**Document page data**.
● ● ●
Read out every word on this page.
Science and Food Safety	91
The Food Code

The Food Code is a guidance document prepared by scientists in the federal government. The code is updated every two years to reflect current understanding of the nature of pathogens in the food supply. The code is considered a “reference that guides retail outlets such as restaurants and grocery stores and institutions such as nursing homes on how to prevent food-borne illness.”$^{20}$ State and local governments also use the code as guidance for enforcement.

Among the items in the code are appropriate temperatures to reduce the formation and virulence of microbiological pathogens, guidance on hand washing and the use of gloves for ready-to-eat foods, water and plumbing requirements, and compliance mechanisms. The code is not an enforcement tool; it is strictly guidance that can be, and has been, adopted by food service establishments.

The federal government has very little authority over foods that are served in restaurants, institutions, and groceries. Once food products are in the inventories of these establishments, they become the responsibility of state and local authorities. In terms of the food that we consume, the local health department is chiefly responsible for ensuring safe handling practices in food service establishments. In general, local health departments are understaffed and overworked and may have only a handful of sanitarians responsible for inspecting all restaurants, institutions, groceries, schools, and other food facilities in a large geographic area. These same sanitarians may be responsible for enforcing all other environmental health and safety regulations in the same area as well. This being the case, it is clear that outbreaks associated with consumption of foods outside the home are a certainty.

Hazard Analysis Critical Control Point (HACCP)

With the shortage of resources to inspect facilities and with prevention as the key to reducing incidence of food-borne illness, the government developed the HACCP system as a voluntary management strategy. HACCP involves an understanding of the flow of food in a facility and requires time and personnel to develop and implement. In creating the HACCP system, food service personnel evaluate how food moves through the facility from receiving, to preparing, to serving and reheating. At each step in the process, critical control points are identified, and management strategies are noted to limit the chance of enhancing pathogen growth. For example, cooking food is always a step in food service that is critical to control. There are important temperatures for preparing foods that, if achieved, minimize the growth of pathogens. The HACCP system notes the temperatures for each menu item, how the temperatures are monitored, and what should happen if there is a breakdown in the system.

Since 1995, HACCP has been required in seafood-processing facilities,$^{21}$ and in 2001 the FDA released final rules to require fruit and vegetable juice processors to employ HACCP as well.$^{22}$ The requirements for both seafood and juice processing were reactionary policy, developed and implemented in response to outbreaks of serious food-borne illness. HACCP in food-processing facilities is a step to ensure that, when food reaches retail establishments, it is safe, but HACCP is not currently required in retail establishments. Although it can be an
● ● ●
**Directions**.
If a line in the entries contains "institutions", copy it.

**Answer space**.
The Food Code is a guidance document prepared by scientists in the federal government. The code is updated every two years to reflect current understanding of the nature of pathogens in the food supply. The code is considered a “reference that guides retail outlets such as restaurants and grocery stores and institutions such as nursing homes on how to prevent food-borne illness.”$^{20}$ State and local governments also use the code as guidance for enforcement.
The federal government has very little authority over foods that are served in restaurants, institutions, and groceries. Once food products are in the inventories of these establishments, they become the responsibility of state and local authorities. In terms of the food that we consume, the local health department is chiefly responsible for ensuring safe handling practices in food service establishments. In general, local health departments are understaffed and overworked and may have only a handful of sanitarians responsible for inspecting all restaurants, institutions, groceries, schools, and other food facilities in a large geographic area. These same sanitarians may be responsible for enforcing all other environmental health and safety regulations in the same area as well. This being the case, it is clear that outbreaks associated with consumption of foods outside the home are a certainty.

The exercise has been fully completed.